Record excerpts:
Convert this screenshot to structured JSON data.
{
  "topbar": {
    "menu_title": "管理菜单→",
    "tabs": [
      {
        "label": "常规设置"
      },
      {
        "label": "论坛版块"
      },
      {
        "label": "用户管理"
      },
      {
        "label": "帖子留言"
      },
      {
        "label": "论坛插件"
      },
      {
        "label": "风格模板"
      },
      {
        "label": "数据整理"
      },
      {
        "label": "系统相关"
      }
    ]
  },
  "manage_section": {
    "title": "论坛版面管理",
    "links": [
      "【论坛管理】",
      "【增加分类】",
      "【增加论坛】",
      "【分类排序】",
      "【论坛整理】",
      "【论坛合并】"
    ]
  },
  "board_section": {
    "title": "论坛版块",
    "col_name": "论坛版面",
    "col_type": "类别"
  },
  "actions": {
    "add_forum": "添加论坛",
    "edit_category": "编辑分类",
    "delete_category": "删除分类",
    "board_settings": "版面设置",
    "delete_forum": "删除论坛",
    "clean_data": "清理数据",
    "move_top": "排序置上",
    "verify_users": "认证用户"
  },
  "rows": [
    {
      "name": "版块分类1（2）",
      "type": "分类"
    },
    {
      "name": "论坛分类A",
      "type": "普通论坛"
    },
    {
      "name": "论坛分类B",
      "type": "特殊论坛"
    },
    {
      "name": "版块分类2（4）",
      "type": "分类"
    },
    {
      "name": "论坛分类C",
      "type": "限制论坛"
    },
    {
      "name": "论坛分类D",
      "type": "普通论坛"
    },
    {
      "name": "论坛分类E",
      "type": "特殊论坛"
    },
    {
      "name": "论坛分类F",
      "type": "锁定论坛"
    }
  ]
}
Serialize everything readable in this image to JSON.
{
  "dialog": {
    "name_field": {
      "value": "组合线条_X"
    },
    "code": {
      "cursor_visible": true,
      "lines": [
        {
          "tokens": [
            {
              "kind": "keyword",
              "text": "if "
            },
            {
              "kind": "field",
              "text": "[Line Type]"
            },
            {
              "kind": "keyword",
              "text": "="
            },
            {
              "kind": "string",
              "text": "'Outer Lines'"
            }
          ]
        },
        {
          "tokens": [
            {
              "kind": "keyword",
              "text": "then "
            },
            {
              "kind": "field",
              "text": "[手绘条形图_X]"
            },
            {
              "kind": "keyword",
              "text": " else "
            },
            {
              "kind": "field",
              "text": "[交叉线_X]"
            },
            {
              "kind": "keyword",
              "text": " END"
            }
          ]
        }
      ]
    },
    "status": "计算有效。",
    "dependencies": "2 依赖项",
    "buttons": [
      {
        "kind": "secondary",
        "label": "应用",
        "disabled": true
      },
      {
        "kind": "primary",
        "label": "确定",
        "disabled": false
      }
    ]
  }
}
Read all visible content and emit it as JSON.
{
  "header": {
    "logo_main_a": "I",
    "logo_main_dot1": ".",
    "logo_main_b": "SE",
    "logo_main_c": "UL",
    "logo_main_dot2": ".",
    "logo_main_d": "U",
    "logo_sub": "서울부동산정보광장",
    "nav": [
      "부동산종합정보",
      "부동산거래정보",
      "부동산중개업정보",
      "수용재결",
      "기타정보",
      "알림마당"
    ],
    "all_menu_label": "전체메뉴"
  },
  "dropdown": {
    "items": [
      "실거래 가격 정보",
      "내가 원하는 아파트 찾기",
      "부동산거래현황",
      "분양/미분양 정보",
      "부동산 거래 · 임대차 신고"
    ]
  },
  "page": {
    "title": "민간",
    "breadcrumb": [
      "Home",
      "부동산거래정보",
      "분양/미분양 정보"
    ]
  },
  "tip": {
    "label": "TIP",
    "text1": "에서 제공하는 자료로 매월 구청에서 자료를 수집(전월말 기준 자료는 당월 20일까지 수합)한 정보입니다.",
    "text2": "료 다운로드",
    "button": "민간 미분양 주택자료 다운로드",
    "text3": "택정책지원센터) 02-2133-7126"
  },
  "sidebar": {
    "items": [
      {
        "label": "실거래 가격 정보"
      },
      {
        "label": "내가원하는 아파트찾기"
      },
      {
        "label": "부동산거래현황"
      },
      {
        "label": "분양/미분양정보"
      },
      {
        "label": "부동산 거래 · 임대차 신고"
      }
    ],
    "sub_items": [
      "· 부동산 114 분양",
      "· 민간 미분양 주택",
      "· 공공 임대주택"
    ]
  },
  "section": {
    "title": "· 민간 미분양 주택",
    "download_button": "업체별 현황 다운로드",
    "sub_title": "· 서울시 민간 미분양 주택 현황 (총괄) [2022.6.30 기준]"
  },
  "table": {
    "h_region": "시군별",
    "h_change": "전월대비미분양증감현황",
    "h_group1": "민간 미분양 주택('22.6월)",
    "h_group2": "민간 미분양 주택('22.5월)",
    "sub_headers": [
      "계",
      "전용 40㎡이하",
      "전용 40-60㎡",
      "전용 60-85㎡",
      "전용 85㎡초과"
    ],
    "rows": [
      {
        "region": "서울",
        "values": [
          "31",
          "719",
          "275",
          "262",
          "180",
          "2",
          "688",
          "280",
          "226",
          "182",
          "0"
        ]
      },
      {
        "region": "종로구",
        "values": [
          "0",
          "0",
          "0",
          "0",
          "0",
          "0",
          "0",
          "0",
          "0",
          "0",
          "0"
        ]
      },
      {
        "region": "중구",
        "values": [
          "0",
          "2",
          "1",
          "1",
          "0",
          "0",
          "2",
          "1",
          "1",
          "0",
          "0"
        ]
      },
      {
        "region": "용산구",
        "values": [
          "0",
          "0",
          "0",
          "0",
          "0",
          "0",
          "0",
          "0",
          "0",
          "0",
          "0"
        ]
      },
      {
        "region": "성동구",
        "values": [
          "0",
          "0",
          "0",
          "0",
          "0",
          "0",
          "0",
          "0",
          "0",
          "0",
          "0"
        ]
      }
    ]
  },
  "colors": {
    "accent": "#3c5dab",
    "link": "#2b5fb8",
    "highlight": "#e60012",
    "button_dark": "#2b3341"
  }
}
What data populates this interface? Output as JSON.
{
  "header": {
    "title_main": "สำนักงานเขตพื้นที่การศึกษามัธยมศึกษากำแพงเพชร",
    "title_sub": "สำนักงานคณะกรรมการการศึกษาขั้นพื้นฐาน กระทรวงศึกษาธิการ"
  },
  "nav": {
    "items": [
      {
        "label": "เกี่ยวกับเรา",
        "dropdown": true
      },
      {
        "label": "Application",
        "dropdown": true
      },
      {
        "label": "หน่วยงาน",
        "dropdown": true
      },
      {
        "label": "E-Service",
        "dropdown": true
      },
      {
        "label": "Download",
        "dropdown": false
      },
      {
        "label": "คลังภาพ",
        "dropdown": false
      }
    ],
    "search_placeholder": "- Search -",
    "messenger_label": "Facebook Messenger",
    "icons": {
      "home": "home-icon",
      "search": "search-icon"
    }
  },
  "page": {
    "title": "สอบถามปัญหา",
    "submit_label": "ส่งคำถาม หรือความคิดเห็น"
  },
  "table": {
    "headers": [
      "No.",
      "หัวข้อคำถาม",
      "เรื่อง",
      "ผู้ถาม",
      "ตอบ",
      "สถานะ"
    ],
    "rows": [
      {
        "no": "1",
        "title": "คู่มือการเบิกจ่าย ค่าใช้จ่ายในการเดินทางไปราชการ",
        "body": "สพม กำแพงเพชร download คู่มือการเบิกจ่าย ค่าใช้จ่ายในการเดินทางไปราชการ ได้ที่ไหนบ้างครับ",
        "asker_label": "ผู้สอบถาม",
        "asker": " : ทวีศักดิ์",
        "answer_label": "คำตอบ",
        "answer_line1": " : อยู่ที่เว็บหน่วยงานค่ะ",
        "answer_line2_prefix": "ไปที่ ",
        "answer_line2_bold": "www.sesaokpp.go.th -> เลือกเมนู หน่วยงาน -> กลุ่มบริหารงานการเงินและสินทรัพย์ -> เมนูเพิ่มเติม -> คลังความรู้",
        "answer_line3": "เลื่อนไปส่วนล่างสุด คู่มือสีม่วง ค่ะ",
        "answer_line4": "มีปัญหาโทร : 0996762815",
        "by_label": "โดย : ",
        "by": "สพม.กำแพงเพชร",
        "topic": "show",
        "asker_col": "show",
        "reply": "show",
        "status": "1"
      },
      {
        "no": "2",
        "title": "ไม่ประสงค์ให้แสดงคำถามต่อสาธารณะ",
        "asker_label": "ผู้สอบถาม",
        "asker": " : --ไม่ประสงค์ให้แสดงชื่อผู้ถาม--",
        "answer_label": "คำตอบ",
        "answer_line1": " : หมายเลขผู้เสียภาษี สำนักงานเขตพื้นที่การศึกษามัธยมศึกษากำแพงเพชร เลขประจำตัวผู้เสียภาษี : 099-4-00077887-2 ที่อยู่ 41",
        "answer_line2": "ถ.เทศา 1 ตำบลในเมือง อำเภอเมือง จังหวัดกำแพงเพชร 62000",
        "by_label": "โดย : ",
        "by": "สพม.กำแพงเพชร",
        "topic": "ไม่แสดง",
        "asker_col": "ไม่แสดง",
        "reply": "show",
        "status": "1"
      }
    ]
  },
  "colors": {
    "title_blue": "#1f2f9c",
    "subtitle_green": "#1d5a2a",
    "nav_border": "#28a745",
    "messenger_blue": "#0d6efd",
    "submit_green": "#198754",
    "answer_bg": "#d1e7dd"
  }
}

Goal of the exercise: State how many lines in the records above contain the word "กงานเขตพ", giving only the number.

Output: 2